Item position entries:

================

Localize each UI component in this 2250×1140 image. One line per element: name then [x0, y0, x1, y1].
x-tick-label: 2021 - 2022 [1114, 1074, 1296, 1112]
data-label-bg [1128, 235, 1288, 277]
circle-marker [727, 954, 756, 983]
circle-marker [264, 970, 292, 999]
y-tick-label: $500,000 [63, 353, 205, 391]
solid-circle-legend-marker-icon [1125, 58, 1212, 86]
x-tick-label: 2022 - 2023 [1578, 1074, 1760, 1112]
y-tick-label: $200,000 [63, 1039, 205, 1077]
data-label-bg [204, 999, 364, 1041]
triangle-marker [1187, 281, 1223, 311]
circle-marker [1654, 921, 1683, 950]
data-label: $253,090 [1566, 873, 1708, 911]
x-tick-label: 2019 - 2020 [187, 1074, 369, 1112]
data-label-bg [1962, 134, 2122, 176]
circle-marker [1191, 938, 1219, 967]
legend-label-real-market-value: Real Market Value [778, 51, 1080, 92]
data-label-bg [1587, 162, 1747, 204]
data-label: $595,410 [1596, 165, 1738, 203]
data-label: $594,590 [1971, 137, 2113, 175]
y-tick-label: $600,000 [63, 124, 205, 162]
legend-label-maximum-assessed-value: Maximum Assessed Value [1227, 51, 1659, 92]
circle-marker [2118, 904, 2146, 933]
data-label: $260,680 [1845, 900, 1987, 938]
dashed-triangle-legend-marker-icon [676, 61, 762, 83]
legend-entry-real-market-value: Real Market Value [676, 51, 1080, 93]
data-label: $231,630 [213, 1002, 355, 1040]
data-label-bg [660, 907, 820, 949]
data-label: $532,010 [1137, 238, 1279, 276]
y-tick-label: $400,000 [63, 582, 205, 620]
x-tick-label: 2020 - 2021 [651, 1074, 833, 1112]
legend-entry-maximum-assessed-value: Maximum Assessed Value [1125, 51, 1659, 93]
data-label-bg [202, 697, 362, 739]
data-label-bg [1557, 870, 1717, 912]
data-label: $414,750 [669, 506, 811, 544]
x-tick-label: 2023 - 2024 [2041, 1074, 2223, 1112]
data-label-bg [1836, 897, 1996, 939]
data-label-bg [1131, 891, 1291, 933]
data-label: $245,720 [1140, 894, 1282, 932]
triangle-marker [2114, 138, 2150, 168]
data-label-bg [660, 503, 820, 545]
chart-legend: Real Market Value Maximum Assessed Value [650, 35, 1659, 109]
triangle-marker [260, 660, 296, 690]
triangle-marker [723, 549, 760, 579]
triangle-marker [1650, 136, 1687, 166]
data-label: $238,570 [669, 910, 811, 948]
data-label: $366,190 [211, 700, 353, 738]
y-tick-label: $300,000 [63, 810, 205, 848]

================

Work instructions:
Transcribe the rows verbatim, beginning at the first row and stopping after the row that contains "circle-marker [264, 970, 292, 999]".

Written answer:
Localize each UI component in this 2250×1140 image. One line per element: name then [x0, y0, x1, y1].
x-tick-label: 2021 - 2022 [1114, 1074, 1296, 1112]
data-label-bg [1128, 235, 1288, 277]
circle-marker [727, 954, 756, 983]
circle-marker [264, 970, 292, 999]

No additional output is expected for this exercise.